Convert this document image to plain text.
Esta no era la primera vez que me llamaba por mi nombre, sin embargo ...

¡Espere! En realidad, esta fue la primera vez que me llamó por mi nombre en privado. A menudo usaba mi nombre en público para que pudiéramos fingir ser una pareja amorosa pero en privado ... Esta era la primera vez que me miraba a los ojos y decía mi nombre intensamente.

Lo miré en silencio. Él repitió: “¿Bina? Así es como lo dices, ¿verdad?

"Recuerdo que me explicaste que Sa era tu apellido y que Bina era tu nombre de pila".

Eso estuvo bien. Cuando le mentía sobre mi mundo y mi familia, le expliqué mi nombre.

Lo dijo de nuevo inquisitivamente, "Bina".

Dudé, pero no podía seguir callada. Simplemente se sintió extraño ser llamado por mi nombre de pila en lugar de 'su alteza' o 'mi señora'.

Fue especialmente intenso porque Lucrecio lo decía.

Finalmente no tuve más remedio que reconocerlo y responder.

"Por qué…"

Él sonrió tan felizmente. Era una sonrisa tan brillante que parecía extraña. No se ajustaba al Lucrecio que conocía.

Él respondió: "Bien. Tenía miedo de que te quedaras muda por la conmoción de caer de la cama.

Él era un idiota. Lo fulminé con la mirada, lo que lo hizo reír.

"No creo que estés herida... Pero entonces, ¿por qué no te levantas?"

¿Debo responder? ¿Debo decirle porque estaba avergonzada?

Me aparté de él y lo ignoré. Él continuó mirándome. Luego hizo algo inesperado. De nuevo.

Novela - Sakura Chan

=======

The exercise >>
Copy, from the material above, each line in which the string "responder" occurs.

Final result >>
Finalmente no tuve más remedio que reconocerlo y responder.
¿Debo responder? ¿Debo decirle porque estaba avergonzada?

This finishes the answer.